■ Dataset records
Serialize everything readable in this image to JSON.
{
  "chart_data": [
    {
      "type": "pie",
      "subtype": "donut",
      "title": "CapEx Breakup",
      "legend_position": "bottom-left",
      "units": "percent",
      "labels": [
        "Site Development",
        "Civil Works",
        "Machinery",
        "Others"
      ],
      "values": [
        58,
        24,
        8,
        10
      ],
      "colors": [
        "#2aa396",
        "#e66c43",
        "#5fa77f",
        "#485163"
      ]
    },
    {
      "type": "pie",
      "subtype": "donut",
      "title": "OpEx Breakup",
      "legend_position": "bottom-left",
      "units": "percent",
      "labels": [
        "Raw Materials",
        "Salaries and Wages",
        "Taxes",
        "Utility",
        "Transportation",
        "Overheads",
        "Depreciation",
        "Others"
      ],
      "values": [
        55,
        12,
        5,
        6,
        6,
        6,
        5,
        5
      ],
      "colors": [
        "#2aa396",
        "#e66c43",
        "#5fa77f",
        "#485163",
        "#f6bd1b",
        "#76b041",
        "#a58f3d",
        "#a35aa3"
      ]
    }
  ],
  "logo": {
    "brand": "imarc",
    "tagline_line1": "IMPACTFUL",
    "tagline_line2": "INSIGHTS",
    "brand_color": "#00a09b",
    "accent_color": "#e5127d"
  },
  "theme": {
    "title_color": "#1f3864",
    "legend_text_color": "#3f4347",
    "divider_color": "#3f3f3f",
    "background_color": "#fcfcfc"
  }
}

* * *

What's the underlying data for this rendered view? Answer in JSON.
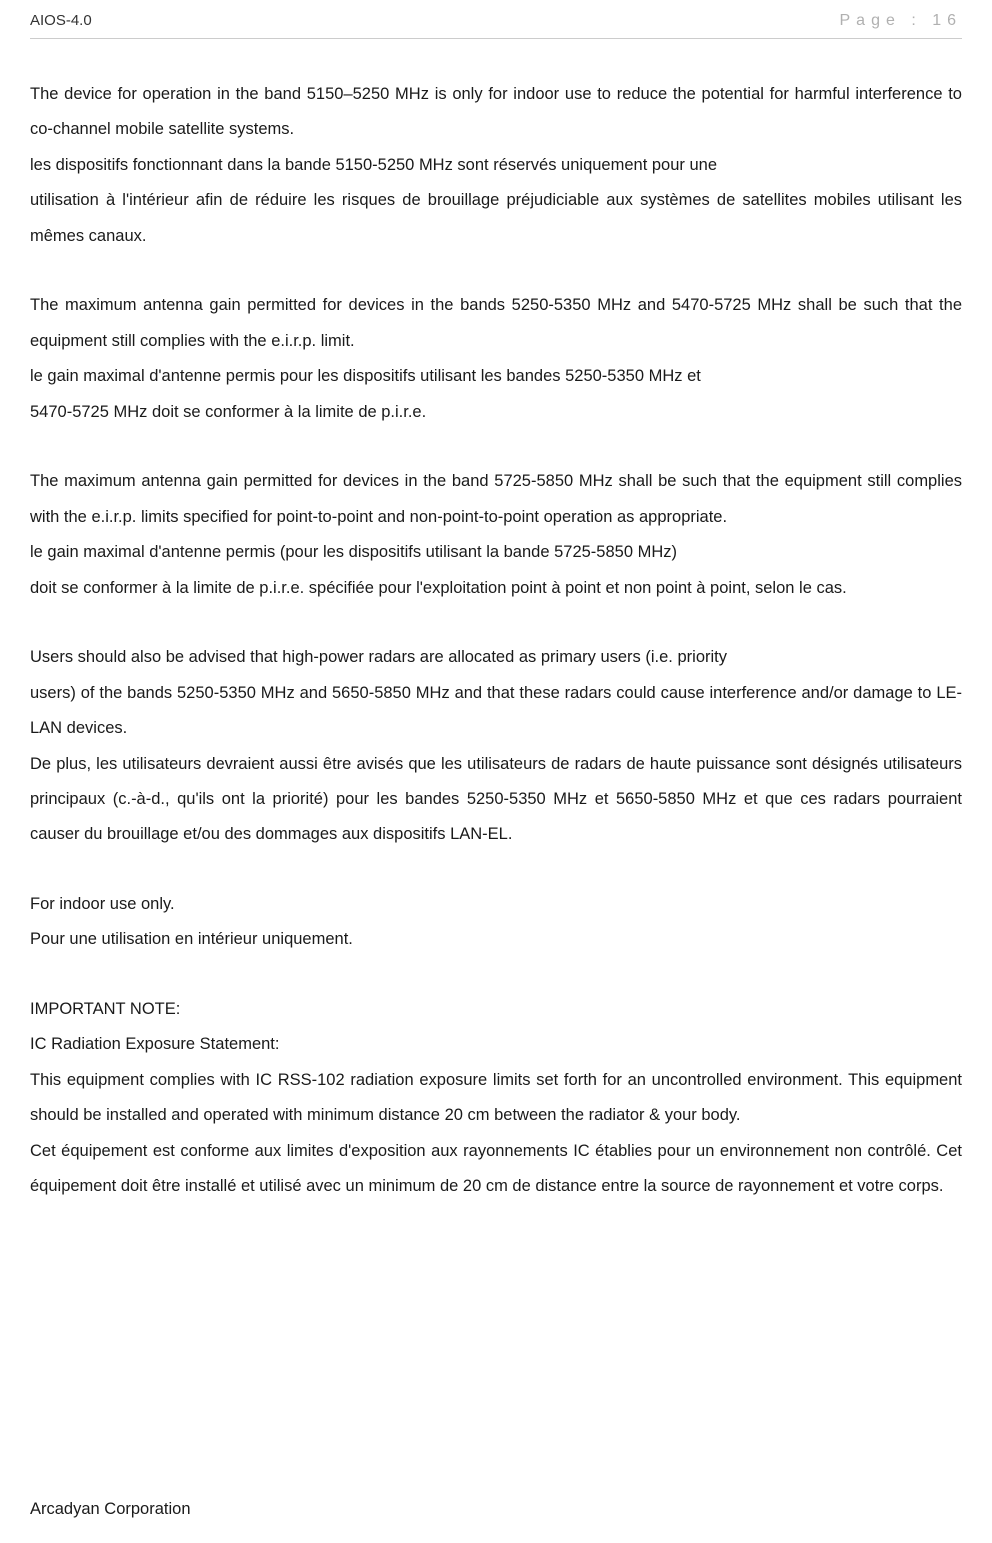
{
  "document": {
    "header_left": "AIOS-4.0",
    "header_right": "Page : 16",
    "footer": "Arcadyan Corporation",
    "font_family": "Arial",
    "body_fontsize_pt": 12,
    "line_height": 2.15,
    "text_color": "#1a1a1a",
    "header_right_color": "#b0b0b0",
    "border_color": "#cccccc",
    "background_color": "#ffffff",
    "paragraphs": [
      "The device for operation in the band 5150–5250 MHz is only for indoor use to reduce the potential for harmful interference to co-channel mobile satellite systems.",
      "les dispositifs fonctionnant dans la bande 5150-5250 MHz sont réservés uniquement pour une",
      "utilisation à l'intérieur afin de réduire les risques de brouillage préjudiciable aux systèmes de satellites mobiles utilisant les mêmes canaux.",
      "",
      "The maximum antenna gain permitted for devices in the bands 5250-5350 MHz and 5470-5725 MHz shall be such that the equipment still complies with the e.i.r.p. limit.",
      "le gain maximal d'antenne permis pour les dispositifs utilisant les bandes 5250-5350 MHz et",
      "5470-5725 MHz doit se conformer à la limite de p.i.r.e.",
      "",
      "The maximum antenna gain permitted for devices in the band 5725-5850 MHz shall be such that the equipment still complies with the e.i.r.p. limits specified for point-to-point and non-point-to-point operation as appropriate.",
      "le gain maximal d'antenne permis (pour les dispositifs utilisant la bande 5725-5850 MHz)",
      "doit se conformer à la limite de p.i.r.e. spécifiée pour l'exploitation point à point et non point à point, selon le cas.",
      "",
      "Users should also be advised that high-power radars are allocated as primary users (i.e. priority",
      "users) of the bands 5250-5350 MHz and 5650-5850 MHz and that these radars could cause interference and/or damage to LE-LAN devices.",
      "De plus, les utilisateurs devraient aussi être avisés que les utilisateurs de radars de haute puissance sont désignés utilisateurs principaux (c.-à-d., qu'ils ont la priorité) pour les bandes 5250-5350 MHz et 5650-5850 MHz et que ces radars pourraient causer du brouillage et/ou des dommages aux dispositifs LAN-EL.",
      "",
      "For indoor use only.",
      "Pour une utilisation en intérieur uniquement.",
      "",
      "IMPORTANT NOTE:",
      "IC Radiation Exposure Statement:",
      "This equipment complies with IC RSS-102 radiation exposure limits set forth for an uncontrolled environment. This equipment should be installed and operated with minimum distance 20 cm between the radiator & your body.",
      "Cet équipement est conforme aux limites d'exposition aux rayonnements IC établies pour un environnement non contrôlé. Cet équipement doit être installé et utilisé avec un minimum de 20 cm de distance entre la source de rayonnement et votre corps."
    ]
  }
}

■ Problem description
Copy out every line from the records that has the word "indoor".

■ Worked answer
      "The device for operation in the band 5150–5250 MHz is only for indoor use to reduce the potential for harmful interference to co-channel mobile satellite systems.",
      "For indoor use only.",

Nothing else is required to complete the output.